▶ **Brief 1**:
Answer these questions about the mint julep column, one line each:
(a) How often does the On Whiskey column appear?
(b) What metal do real Mint Julep cups usually have at their core?
(c) What store did the writer's Mint Julep cups come from?

▶ **Document excerpt**:
---

The Mint Julep: Four Roses Single Barrel, Cleaning with Ketchup, and Ice like Tiny Rainbows #TOTC


WARREN BOBROW

On Whiskey is a monthly column on whiskey and whiskey drinks by Warren Bobrow. For more of this great column, click this logo.

On Whiskey is a monthly column on whiskey and whiskey drinks by Warren Bobrow. For more of this great column, click this logo.

If your lips don’t stick to the rim of a silver mint julep cup then you’ve done something wrong.  – Warren Bobrow

Real Mint Julep cups are made of sterling silver. They usually have a copper core because as any cook knows, copper conducts both heat and cold like nobody’s business. This makes for a frosty cup of intensely flavored love in your hand. My Mint Julep cups came from New Orleans. They were quite old when I got them back in the early 90s from Lucullus, the culinary antique store on Royal Street. The cups date to the 1930s, as evidenced by their classical design and provenance. Sheridan Silver on copper.

---

▶ **Information given**:

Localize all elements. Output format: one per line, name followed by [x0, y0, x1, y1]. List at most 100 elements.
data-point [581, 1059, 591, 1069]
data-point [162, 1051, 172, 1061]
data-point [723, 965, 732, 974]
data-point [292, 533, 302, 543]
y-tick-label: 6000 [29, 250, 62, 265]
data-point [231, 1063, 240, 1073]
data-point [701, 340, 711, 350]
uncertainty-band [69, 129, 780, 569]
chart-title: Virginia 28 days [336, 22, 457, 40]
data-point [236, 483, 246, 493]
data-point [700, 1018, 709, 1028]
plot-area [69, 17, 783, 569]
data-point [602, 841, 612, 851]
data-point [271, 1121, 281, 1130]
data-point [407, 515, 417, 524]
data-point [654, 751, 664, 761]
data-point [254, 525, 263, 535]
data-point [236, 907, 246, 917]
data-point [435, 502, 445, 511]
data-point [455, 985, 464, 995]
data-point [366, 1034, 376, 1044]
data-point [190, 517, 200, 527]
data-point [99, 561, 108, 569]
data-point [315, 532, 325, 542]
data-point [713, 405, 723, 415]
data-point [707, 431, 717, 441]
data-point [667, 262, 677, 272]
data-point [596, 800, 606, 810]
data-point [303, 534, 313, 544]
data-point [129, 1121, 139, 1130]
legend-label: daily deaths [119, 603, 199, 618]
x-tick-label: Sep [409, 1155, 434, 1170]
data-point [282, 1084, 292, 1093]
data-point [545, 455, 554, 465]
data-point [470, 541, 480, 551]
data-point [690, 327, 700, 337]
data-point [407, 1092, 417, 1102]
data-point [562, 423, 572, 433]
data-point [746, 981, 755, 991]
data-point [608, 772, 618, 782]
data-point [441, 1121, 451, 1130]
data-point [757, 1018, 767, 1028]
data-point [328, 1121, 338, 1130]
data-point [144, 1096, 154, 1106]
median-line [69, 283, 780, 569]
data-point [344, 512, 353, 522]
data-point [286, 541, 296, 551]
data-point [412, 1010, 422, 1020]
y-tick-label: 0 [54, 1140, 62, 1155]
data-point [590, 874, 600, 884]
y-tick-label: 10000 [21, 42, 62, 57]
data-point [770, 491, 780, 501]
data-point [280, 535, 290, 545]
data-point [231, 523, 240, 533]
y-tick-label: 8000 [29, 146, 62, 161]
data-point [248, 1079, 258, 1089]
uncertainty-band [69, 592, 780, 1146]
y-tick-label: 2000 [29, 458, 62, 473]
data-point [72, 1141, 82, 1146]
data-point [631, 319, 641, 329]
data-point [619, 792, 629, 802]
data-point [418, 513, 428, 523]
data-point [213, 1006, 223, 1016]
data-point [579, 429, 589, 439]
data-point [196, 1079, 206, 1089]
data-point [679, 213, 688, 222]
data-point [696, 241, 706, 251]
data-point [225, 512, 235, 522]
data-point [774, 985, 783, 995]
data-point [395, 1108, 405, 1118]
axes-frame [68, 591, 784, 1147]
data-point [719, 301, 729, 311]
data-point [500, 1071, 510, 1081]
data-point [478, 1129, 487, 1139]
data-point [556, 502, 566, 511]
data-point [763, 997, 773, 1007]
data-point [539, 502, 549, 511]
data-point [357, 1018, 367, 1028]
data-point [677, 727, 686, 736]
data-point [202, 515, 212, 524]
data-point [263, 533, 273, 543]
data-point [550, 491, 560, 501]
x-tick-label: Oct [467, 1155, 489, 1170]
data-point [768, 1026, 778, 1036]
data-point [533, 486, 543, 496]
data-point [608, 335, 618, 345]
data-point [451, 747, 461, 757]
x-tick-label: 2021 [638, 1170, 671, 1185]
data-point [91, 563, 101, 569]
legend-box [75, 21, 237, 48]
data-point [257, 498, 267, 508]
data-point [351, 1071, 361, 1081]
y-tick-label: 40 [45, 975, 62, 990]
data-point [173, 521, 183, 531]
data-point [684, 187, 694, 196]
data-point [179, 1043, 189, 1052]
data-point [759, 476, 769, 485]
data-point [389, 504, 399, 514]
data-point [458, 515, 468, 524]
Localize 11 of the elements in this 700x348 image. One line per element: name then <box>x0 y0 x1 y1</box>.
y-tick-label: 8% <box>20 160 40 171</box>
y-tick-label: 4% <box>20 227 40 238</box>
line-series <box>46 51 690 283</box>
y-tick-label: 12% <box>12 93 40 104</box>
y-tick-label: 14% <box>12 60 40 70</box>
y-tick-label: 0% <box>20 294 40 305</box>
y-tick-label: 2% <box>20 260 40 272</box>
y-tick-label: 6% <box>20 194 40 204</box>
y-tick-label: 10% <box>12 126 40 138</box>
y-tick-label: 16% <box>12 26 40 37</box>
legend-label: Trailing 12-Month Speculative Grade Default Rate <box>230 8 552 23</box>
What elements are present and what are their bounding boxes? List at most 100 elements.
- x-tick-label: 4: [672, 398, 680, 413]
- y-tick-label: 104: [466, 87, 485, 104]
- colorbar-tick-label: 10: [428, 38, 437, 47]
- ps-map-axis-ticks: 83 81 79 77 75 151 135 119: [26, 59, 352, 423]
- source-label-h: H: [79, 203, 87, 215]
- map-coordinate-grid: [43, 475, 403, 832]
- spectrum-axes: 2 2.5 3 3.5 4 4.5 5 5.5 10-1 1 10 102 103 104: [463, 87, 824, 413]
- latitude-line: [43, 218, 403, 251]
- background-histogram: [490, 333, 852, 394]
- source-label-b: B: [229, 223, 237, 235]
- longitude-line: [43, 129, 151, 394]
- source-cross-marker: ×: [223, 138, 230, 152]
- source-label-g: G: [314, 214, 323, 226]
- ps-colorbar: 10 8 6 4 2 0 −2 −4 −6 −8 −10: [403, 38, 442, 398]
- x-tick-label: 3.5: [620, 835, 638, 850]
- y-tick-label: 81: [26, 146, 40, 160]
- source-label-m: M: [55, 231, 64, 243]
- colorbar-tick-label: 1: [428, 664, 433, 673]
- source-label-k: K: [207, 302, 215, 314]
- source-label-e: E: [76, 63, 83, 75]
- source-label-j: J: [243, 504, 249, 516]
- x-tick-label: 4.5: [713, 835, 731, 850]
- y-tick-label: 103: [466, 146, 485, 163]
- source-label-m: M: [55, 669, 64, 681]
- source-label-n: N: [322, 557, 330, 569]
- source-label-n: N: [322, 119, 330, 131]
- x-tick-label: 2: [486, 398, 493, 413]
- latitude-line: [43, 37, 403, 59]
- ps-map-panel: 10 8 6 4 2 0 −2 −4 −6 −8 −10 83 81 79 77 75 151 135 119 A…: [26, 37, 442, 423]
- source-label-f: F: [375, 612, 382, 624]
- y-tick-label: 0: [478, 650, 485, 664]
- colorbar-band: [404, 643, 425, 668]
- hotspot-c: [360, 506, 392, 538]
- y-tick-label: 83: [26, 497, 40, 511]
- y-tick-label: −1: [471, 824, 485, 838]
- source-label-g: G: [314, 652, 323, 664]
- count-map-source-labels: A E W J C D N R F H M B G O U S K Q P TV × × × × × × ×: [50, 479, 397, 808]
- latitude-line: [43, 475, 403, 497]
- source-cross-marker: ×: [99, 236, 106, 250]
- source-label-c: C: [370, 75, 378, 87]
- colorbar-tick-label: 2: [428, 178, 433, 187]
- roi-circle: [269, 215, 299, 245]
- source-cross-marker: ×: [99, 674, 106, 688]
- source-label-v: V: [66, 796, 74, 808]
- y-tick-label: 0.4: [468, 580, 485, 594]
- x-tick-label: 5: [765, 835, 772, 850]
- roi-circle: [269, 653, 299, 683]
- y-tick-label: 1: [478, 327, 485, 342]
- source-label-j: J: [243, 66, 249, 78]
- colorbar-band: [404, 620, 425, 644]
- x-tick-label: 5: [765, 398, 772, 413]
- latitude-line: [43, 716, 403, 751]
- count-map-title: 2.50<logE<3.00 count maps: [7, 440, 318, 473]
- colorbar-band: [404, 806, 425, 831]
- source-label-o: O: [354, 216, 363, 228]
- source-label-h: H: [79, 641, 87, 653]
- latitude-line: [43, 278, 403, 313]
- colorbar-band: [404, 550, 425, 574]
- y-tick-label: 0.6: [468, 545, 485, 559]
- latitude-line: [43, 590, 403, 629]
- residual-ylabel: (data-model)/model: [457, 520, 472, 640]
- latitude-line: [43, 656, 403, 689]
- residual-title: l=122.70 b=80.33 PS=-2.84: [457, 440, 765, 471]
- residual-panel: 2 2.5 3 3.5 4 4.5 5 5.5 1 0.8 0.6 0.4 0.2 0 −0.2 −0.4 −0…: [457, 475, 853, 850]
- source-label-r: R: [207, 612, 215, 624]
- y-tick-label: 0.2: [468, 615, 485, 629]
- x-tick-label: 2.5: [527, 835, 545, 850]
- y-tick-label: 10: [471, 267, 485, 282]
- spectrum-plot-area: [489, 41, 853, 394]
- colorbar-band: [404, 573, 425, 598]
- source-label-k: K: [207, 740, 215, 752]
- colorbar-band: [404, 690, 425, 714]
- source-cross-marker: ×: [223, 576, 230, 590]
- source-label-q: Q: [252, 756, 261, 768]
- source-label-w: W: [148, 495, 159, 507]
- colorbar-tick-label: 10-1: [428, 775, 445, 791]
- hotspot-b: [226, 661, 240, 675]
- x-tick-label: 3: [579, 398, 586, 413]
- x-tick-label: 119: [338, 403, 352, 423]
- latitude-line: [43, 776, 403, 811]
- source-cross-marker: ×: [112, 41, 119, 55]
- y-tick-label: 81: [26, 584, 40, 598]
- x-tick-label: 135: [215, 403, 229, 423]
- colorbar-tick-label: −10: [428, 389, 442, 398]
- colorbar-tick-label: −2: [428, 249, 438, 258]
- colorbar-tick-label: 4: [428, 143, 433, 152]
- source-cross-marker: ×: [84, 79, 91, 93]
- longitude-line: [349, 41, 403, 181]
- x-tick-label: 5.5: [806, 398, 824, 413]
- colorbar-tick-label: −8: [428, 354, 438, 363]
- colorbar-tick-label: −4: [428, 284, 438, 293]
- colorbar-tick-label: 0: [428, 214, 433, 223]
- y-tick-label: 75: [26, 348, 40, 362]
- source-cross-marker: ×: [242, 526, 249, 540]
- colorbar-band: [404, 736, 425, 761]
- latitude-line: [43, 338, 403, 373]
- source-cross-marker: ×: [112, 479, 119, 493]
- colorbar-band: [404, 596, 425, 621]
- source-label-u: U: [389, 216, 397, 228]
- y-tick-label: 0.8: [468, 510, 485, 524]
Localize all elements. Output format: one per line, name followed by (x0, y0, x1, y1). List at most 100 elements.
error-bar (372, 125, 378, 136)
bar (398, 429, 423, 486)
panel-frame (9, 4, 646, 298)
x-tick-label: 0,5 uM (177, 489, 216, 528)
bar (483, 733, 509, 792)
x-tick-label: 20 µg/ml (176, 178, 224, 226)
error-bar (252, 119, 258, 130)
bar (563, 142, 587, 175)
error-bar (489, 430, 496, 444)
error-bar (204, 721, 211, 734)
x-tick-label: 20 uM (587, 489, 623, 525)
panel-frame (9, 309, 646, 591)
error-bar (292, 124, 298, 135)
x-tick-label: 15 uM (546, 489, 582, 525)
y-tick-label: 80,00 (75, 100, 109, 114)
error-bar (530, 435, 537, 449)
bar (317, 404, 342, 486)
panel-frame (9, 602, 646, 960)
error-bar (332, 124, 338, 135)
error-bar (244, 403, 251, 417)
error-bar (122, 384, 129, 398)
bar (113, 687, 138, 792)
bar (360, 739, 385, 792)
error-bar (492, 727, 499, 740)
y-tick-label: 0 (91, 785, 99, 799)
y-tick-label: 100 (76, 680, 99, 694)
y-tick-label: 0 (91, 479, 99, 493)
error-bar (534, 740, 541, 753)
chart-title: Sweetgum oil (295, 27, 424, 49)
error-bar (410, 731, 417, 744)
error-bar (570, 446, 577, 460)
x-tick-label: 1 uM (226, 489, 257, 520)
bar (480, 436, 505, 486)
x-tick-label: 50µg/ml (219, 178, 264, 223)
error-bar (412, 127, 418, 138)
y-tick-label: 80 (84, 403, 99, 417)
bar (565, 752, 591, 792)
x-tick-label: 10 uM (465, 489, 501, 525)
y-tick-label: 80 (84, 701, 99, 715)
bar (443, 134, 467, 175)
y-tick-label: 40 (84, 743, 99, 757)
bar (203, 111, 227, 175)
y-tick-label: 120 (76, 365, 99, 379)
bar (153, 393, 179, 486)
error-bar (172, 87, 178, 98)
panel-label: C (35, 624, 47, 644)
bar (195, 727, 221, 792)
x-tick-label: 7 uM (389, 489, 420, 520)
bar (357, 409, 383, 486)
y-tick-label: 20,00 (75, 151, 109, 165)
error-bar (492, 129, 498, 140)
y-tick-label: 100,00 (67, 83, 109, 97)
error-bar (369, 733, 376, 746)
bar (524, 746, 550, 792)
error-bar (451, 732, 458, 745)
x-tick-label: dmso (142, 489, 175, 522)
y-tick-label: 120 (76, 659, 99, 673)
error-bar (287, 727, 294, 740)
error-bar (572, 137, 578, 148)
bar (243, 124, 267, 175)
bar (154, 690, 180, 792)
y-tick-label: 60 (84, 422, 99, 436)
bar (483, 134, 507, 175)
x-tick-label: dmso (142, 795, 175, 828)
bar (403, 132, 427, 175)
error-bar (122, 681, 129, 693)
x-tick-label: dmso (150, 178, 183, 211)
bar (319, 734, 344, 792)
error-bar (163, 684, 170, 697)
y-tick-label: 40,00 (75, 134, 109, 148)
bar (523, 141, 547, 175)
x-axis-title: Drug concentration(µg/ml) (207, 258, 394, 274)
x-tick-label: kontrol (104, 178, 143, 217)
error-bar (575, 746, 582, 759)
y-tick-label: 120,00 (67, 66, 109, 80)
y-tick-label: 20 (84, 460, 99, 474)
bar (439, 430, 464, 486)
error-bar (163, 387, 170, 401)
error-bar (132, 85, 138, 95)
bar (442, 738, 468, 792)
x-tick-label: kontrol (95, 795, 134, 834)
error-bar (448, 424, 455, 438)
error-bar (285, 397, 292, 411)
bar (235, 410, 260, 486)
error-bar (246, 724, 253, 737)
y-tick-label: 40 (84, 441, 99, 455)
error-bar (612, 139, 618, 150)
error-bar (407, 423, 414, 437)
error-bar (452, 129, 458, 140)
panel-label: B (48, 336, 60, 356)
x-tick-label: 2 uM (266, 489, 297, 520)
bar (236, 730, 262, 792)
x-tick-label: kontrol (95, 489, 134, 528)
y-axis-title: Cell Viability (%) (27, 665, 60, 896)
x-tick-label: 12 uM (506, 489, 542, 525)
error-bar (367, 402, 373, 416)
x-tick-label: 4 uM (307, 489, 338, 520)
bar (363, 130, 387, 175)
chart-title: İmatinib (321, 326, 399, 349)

---

▶ **Brief 2**:
Output the rows as a JSON list of strings, one string per row and blank lines left out. Start with the first row and end with the row containing "data-point [315, 532, 325, 542]".

▶ **Exercise output 1**:
(a) Monthly.
(b) Copper.
(c) Lucullus, the culinary antique store on Royal Street in New Orleans.

▶ **Exercise output 2**:
[
  "Localize all elements. Output format: one per line, name followed by [x0, y0, x1, y1]. List at most 100 elements.",
  "data-point [581, 1059, 591, 1069]",
  "data-point [162, 1051, 172, 1061]",
  "data-point [723, 965, 732, 974]",
  "data-point [292, 533, 302, 543]",
  "y-tick-label: 6000 [29, 250, 62, 265]",
  "data-point [231, 1063, 240, 1073]",
  "data-point [701, 340, 711, 350]",
  "uncertainty-band [69, 129, 780, 569]",
  "chart-title: Virginia 28 days [336, 22, 457, 40]",
  "data-point [236, 483, 246, 493]",
  "data-point [700, 1018, 709, 1028]",
  "plot-area [69, 17, 783, 569]",
  "data-point [602, 841, 612, 851]",
  "data-point [271, 1121, 281, 1130]",
  "data-point [407, 515, 417, 524]",
  "data-point [654, 751, 664, 761]",
  "data-point [254, 525, 263, 535]",
  "data-point [236, 907, 246, 917]",
  "data-point [435, 502, 445, 511]",
  "data-point [455, 985, 464, 995]",
  "data-point [366, 1034, 376, 1044]",
  "data-point [190, 517, 200, 527]",
  "data-point [99, 561, 108, 569]",
  "data-point [315, 532, 325, 542]"
]